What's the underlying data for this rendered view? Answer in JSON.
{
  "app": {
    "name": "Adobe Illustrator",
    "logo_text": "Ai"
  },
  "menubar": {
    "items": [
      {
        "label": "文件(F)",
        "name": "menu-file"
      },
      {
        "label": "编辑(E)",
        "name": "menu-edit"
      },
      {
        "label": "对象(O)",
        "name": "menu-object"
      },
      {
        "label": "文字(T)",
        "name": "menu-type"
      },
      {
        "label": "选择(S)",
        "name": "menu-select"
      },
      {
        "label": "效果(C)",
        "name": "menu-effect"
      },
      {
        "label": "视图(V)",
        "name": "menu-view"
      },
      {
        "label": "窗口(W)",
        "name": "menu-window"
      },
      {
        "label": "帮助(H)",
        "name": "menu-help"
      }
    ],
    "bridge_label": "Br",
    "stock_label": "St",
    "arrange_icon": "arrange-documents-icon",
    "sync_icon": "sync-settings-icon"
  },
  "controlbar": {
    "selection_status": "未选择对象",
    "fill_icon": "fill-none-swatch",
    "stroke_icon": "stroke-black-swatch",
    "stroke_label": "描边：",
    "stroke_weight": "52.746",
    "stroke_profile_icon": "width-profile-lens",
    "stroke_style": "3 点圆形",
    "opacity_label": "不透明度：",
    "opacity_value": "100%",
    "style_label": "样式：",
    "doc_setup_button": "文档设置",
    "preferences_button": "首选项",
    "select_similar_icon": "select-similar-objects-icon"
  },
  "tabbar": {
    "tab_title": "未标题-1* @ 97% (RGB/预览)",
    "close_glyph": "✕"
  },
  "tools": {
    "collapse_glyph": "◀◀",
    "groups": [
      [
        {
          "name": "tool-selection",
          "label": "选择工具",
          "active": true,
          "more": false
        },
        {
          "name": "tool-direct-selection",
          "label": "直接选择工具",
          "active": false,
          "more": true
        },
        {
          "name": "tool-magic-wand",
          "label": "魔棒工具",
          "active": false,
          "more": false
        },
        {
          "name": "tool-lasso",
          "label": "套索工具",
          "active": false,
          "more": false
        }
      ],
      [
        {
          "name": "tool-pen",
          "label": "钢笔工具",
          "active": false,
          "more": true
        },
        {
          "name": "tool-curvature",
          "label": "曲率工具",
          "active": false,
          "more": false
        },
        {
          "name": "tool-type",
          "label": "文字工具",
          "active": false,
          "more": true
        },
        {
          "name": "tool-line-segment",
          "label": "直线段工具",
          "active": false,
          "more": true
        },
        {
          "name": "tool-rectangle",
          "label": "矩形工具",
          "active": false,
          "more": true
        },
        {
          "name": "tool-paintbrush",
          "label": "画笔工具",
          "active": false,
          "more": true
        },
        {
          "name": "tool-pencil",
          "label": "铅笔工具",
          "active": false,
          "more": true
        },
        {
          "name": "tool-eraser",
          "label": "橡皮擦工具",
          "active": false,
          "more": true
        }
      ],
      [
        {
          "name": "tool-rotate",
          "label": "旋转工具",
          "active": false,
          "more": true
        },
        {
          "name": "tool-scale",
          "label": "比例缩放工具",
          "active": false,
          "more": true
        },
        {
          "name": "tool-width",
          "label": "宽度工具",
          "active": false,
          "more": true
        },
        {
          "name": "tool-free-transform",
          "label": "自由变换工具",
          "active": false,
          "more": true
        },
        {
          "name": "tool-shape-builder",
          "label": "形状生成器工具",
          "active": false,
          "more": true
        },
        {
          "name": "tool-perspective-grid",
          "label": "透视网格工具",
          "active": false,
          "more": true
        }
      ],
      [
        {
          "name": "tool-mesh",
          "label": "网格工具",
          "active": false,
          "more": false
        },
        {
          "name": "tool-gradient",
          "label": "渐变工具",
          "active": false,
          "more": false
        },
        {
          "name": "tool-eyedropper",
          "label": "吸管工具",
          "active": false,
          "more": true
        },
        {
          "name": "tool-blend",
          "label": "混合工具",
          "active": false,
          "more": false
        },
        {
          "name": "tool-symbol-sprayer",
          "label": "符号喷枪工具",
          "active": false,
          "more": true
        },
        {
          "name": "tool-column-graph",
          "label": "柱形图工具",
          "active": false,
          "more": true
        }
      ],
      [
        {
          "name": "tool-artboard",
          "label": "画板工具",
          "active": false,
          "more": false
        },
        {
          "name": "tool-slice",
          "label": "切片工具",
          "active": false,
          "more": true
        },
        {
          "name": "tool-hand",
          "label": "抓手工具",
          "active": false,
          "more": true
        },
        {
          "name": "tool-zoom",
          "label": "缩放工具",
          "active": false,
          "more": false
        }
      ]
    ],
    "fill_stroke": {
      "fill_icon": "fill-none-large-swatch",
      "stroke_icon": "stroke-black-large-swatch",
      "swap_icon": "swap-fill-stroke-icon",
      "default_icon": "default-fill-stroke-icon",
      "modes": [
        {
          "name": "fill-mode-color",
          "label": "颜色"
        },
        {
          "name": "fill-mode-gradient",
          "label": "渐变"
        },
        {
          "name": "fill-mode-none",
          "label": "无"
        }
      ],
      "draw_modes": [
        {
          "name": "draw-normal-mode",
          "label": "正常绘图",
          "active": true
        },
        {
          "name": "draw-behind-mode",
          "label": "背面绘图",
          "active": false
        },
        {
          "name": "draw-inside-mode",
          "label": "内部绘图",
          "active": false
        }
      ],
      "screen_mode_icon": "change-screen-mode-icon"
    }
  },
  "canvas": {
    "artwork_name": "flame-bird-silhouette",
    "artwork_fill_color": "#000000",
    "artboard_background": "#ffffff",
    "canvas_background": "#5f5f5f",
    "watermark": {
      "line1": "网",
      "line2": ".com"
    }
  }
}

····················

● **WRITTEN PROBLEM**: Make an exact copy of all the data.

● **TASK RESPONSE**:
What's the underlying data for this rendered view? Answer in JSON.
{
  "app": {
    "name": "Adobe Illustrator",
    "logo_text": "Ai"
  },
  "menubar": {
    "items": [
      {
        "label": "文件(F)",
        "name": "menu-file"
      },
      {
        "label": "编辑(E)",
        "name": "menu-edit"
      },
      {
        "label": "对象(O)",
        "name": "menu-object"
      },
      {
        "label": "文字(T)",
        "name": "menu-type"
      },
      {
        "label": "选择(S)",
        "name": "menu-select"
      },
      {
        "label": "效果(C)",
        "name": "menu-effect"
      },
      {
        "label": "视图(V)",
        "name": "menu-view"
      },
      {
        "label": "窗口(W)",
        "name": "menu-window"
      },
      {
        "label": "帮助(H)",
        "name": "menu-help"
      }
    ],
    "bridge_label": "Br",
    "stock_label": "St",
    "arrange_icon": "arrange-documents-icon",
    "sync_icon": "sync-settings-icon"
  },
  "controlbar": {
    "selection_status": "未选择对象",
    "fill_icon": "fill-none-swatch",
    "stroke_icon": "stroke-black-swatch",
    "stroke_label": "描边：",
    "stroke_weight": "52.746",
    "stroke_profile_icon": "width-profile-lens",
    "stroke_style": "3 点圆形",
    "opacity_label": "不透明度：",
    "opacity_value": "100%",
    "style_label": "样式：",
    "doc_setup_button": "文档设置",
    "preferences_button": "首选项",
    "select_similar_icon": "select-similar-objects-icon"
  },
  "tabbar": {
    "tab_title": "未标题-1* @ 97% (RGB/预览)",
    "close_glyph": "✕"
  },
  "tools": {
    "collapse_glyph": "◀◀",
    "groups": [
      [
        {
          "name": "tool-selection",
          "label": "选择工具",
          "active": true,
          "more": false
        },
        {
          "name": "tool-direct-selection",
          "label": "直接选择工具",
          "active": false,
          "more": true
        },
        {
          "name": "tool-magic-wand",
          "label": "魔棒工具",
          "active": false,
          "more": false
        },
        {
          "name": "tool-lasso",
          "label": "套索工具",
          "active": false,
          "more": false
        }
      ],
      [
        {
          "name": "tool-pen",
          "label": "钢笔工具",
          "active": false,
          "more": true
        },
        {
          "name": "tool-curvature",
          "label": "曲率工具",
          "active": false,
          "more": false
        },
        {
          "name": "tool-type",
          "label": "文字工具",
          "active": false,
          "more": true
        },
        {
          "name": "tool-line-segment",
          "label": "直线段工具",
          "active": false,
          "more": true
        },
        {
          "name": "tool-rectangle",
          "label": "矩形工具",
          "active": false,
          "more": true
        },
        {
          "name": "tool-paintbrush",
          "label": "画笔工具",
          "active": false,
          "more": true
        },
        {
          "name": "tool-pencil",
          "label": "铅笔工具",
          "active": false,
          "more": true
        },
        {
          "name": "tool-eraser",
          "label": "橡皮擦工具",
          "active": false,
          "more": true
        }
      ],
      [
        {
          "name": "tool-rotate",
          "label": "旋转工具",
          "active": false,
          "more": true
        },
        {
          "name": "tool-scale",
          "label": "比例缩放工具",
          "active": false,
          "more": true
        },
        {
          "name": "tool-width",
          "label": "宽度工具",
          "active": false,
          "more": true
        },
        {
          "name": "tool-free-transform",
          "label": "自由变换工具",
          "active": false,
          "more": true
        },
        {
          "name": "tool-shape-builder",
          "label": "形状生成器工具",
          "active": false,
          "more": true
        },
        {
          "name": "tool-perspective-grid",
          "label": "透视网格工具",
          "active": false,
          "more": true
        }
      ],
      [
        {
          "name": "tool-mesh",
          "label": "网格工具",
          "active": false,
          "more": false
        },
        {
          "name": "tool-gradient",
          "label": "渐变工具",
          "active": false,
          "more": false
        },
        {
          "name": "tool-eyedropper",
          "label": "吸管工具",
          "active": false,
          "more": true
        },
        {
          "name": "tool-blend",
          "label": "混合工具",
          "active": false,
          "more": false
        },
        {
          "name": "tool-symbol-sprayer",
          "label": "符号喷枪工具",
          "active": false,
          "more": true
        },
        {
          "name": "tool-column-graph",
          "label": "柱形图工具",
          "active": false,
          "more": true
        }
      ],
      [
        {
          "name": "tool-artboard",
          "label": "画板工具",
          "active": false,
          "more": false
        },
        {
          "name": "tool-slice",
          "label": "切片工具",
          "active": false,
          "more": true
        },
        {
          "name": "tool-hand",
          "label": "抓手工具",
          "active": false,
          "more": true
        },
        {
          "name": "tool-zoom",
          "label": "缩放工具",
          "active": false,
          "more": false
        }
      ]
    ],
    "fill_stroke": {
      "fill_icon": "fill-none-large-swatch",
      "stroke_icon": "stroke-black-large-swatch",
      "swap_icon": "swap-fill-stroke-icon",
      "default_icon": "default-fill-stroke-icon",
      "modes": [
        {
          "name": "fill-mode-color",
          "label": "颜色"
        },
        {
          "name": "fill-mode-gradient",
          "label": "渐变"
        },
        {
          "name": "fill-mode-none",
          "label": "无"
        }
      ],
      "draw_modes": [
        {
          "name": "draw-normal-mode",
          "label": "正常绘图",
          "active": true
        },
        {
          "name": "draw-behind-mode",
          "label": "背面绘图",
          "active": false
        },
        {
          "name": "draw-inside-mode",
          "label": "内部绘图",
          "active": false
        }
      ],
      "screen_mode_icon": "change-screen-mode-icon"
    }
  },
  "canvas": {
    "artwork_name": "flame-bird-silhouette",
    "artwork_fill_color": "#000000",
    "artboard_background": "#ffffff",
    "canvas_background": "#5f5f5f",
    "watermark": {
      "line1": "网",
      "line2": ".com"
    }
  }
}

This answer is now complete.